Professor Hongyu Yu’s research group from the School of Microelectronics (SME) at the Southern University of Science and Technology (SUSTech) has recently achieved a series of important developments in the field of GaN devices.

These research results have been published in high-ranking international journals in the areas of microelectronic devices, including IEEE Electron Device Letters (IEEE EDL), Applied Physics Letters, and IEEE Transactions on Electron Devices (IEEE TED).

 

Etching-free normally-off GaN recessed-gate MIS-HEMT

For energy saving and safety considerations, the normally-off operation of GaN HEMT is necessary to simplify the circuit design and build a fail-safe system. For the first time, Prof. Yu’s research group developed two regrowth processes that yield a series of etching-free normally-off AlGaN/GaN recessed-gate MIS-HEMTs. Generally, an etching process is required to define the gate region in GaN recessed-gate HEMT, which would introduce plasma damage and surface defect. The regrowth technique can effectively alleviate the etching damage, while the optimized nitride passivation is difficult to be applied during this recess-first process.

Problem to solve
In the excerpt on GaN devices, what does the etching process used to define the gate region introduce?

Information provided
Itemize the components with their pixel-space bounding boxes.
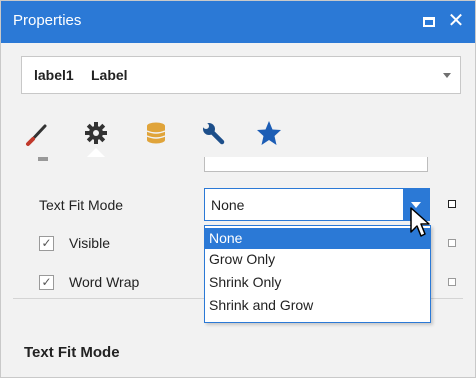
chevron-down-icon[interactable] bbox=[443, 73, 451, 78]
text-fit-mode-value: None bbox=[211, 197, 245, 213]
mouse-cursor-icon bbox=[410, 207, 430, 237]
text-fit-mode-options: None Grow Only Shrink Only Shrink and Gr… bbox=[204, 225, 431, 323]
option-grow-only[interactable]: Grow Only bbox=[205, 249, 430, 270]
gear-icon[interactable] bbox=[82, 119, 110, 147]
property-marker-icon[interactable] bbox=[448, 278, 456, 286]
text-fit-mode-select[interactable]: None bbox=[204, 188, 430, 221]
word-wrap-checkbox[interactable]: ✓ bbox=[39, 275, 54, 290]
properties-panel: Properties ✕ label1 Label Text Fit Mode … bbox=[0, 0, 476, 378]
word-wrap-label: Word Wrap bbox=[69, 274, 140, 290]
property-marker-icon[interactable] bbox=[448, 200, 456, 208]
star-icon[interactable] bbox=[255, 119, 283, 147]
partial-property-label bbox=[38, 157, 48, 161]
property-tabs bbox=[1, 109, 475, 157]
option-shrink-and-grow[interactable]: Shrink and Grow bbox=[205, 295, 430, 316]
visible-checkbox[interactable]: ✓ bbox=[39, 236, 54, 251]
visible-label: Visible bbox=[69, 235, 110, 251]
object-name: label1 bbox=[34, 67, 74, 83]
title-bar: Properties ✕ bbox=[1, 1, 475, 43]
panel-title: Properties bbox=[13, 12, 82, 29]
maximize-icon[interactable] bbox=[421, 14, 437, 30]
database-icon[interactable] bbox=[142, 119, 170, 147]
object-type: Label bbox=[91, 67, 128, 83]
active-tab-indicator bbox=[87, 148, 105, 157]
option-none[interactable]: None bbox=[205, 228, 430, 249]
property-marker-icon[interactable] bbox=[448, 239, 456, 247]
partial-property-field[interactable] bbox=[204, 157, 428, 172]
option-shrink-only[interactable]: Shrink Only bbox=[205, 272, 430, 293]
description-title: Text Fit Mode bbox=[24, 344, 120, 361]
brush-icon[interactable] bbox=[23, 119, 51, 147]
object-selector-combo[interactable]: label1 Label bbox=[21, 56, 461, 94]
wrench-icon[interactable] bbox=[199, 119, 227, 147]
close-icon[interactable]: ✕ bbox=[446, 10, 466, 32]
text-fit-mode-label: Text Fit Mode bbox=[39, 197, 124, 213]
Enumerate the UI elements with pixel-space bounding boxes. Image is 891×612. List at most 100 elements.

==

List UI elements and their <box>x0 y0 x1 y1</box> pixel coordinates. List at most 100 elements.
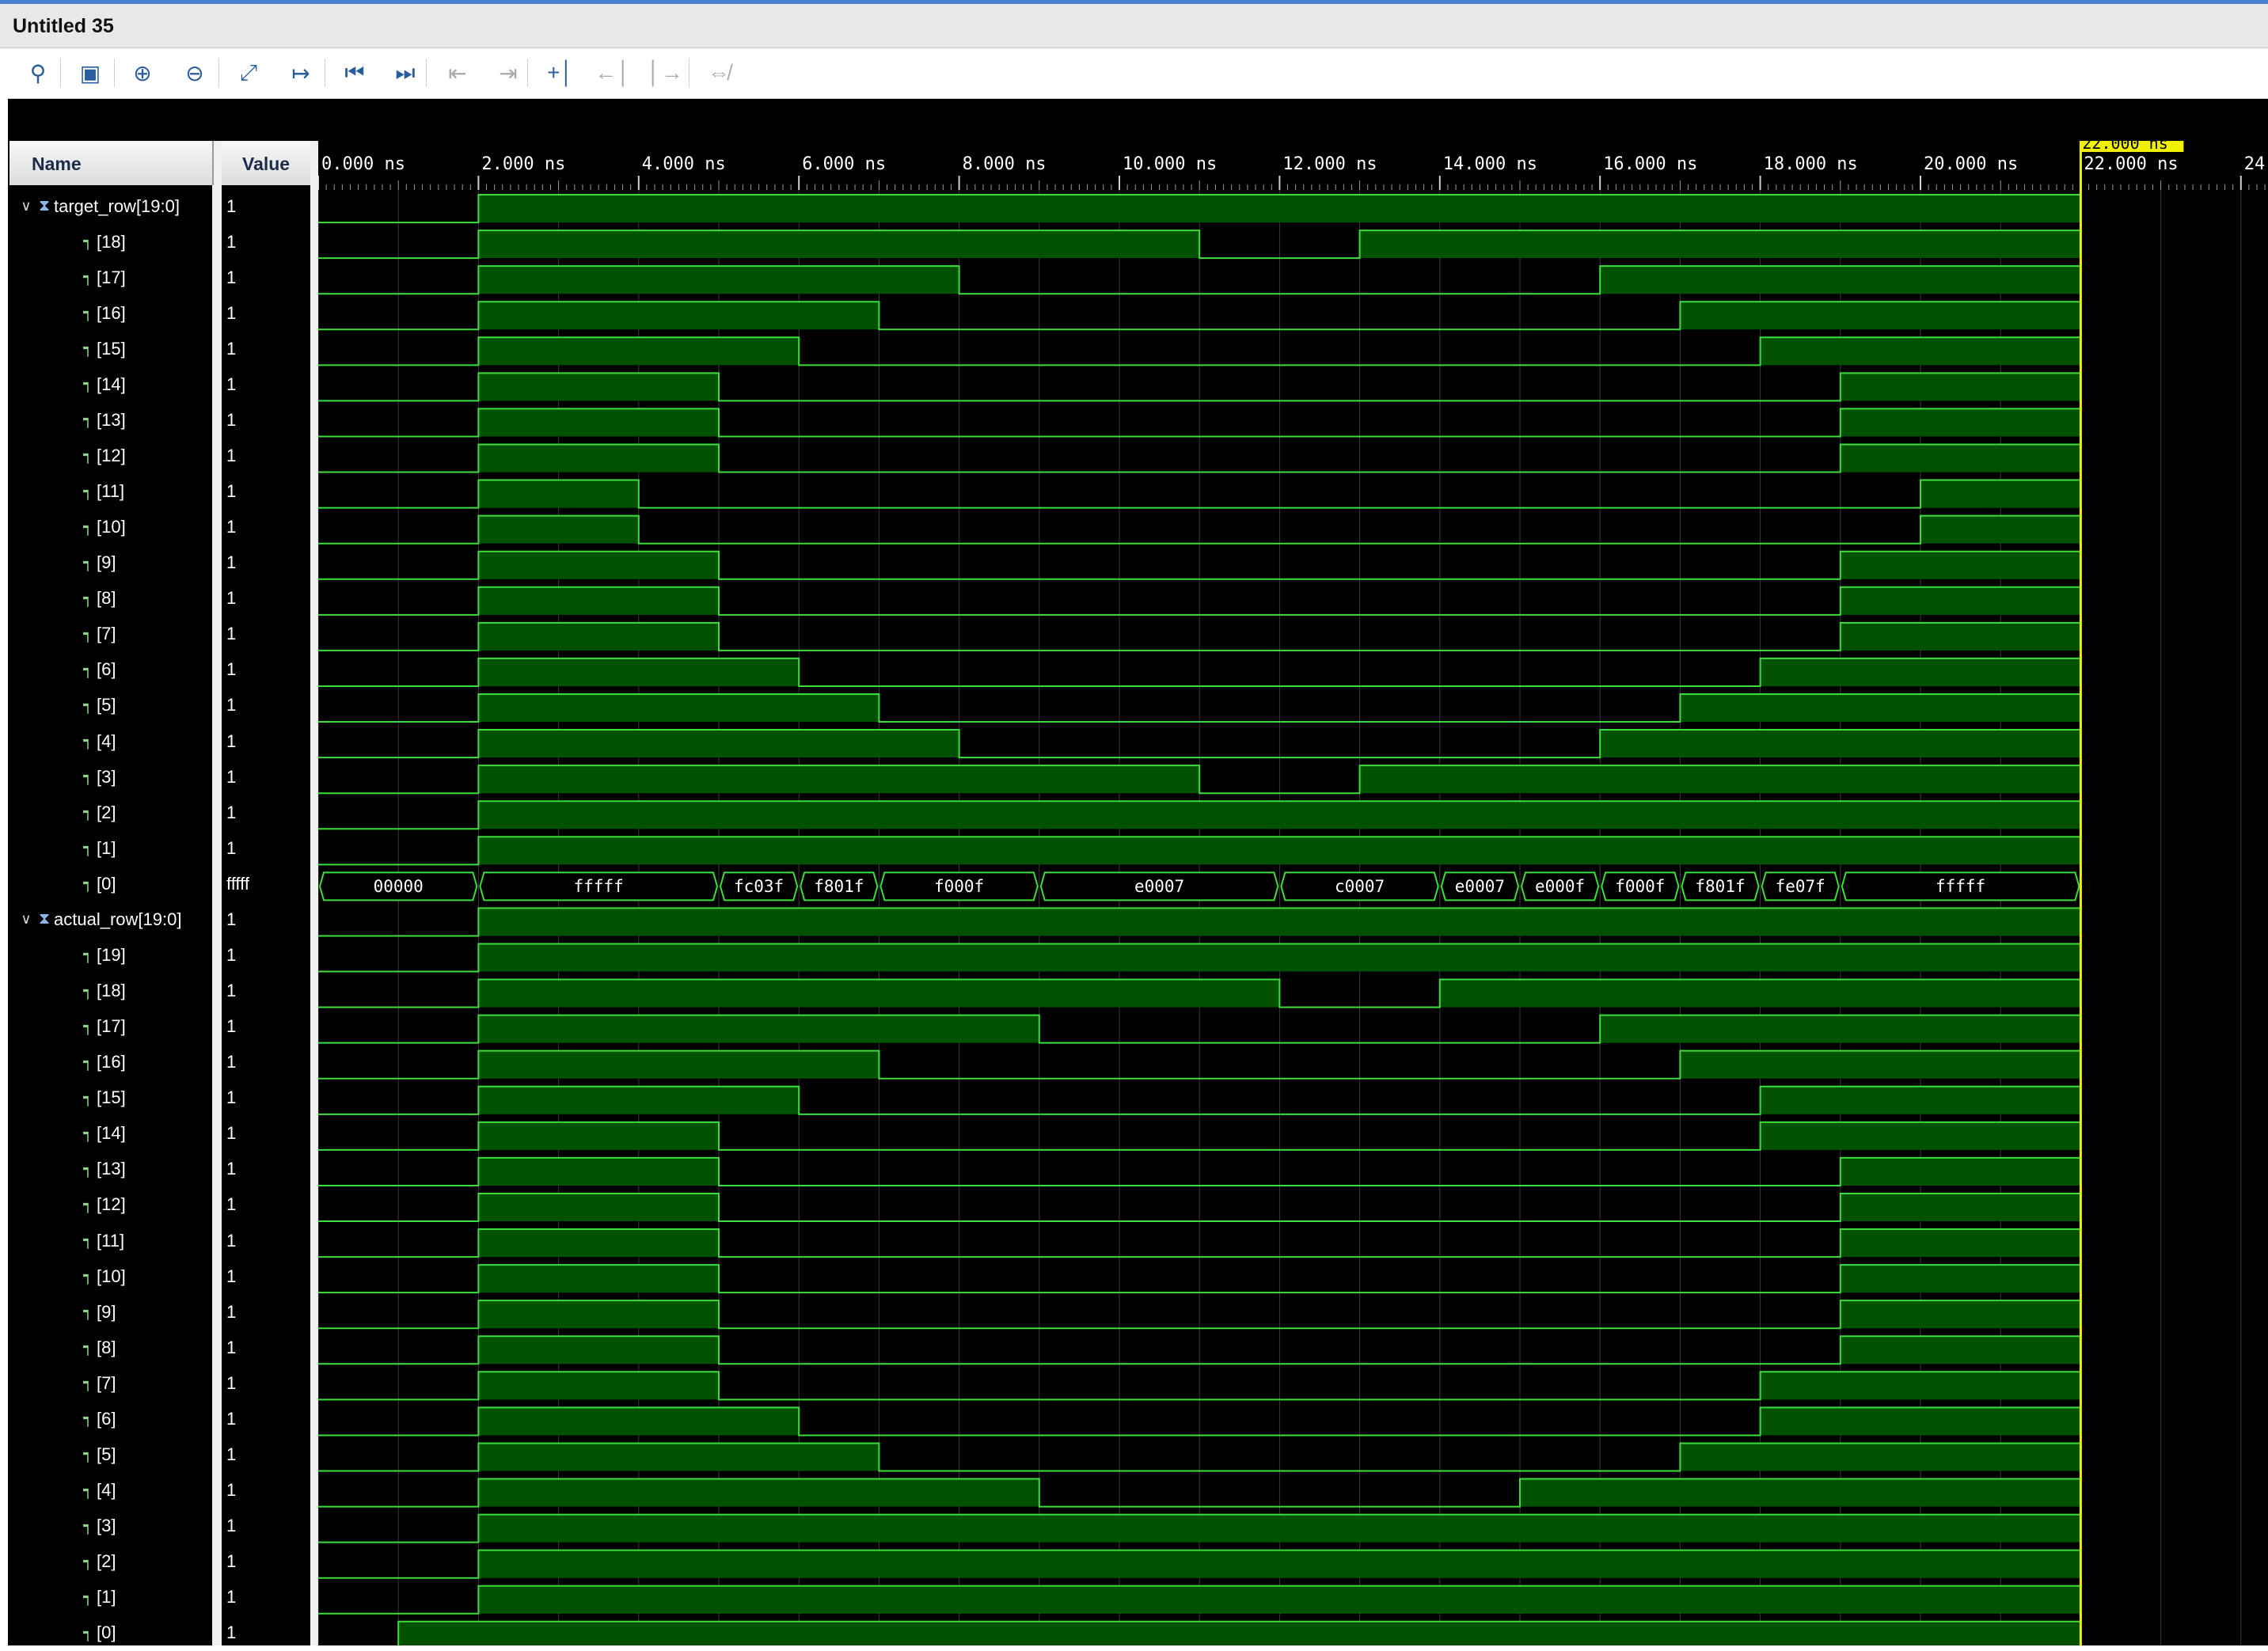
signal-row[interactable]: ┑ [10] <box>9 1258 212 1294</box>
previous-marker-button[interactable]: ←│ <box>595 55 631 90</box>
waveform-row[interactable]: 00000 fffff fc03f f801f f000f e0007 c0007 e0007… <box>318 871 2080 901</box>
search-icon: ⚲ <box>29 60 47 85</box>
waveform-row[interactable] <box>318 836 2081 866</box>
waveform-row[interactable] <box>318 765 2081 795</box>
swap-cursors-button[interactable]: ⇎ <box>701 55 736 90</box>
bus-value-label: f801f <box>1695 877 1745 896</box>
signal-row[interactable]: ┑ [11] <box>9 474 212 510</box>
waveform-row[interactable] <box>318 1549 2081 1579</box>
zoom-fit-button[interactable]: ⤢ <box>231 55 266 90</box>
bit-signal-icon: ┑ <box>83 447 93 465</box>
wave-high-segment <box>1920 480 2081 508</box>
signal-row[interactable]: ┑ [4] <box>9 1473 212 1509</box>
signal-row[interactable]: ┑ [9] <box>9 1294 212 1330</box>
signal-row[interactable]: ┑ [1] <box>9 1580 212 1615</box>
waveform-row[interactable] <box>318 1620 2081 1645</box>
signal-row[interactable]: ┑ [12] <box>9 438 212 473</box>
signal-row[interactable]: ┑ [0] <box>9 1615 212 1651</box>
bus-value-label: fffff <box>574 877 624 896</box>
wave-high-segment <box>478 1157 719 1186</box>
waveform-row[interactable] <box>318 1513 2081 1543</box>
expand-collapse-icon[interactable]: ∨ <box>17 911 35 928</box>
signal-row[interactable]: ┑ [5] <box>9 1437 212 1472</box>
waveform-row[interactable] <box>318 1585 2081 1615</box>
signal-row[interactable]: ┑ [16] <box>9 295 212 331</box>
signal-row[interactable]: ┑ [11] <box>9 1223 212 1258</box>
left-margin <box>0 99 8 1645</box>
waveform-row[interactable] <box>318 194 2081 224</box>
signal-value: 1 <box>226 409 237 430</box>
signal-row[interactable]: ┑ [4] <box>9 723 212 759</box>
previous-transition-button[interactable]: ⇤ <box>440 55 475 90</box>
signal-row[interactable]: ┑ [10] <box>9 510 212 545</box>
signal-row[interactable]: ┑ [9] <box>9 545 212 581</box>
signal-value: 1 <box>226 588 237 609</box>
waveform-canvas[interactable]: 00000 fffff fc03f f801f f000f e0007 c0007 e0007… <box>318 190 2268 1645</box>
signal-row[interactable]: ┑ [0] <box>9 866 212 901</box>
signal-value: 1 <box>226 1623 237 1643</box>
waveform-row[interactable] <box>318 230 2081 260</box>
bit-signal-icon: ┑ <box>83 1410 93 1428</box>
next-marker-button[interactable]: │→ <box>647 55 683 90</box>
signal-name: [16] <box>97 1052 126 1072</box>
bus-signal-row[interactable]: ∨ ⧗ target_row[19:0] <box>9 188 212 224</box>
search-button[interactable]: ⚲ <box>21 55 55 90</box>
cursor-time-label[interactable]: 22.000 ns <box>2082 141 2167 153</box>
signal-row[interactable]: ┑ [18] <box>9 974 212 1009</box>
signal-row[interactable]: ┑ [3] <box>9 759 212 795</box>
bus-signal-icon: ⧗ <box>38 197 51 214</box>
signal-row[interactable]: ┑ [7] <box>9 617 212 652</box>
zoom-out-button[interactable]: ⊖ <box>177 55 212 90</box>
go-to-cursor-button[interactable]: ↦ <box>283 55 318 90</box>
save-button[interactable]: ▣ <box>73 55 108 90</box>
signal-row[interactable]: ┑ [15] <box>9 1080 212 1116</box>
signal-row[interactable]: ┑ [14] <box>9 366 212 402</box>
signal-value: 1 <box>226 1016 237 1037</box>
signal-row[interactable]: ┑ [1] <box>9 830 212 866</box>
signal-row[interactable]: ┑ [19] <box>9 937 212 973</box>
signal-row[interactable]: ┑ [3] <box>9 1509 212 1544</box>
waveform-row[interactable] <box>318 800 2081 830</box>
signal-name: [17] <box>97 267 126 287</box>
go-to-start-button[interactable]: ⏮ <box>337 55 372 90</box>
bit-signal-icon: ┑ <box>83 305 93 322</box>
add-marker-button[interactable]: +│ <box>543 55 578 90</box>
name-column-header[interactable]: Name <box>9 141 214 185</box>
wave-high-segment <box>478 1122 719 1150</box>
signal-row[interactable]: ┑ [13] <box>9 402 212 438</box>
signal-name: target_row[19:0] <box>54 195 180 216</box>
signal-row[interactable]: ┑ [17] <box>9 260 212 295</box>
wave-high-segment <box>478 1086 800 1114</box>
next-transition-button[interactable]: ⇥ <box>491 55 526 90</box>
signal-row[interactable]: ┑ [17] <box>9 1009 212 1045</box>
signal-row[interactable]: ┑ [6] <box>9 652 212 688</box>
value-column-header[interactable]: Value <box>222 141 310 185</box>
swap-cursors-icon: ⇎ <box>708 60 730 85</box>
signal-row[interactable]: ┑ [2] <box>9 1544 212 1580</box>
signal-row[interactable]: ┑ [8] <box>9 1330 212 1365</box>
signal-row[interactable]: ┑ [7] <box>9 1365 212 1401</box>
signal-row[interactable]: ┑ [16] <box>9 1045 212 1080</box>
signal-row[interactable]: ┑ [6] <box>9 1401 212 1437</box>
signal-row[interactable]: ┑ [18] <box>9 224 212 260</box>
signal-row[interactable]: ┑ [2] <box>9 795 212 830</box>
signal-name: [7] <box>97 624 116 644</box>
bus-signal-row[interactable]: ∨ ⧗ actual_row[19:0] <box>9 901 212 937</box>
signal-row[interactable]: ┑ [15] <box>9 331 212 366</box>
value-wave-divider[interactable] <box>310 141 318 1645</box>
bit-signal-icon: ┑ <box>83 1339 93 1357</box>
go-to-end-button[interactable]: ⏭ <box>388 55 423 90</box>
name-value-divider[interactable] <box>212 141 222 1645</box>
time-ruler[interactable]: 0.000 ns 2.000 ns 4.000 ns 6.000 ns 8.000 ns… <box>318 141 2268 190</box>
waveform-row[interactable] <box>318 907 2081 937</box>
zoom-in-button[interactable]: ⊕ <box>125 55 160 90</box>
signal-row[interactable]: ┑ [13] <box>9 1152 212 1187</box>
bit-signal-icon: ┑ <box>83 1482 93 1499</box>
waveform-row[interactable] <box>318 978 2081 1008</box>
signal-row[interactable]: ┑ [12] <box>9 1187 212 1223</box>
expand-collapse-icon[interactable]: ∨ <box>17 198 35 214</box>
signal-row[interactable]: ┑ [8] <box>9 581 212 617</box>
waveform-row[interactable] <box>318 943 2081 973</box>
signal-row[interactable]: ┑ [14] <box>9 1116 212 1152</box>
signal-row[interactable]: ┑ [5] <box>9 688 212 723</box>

Task answer
Plasma damage and surface defect.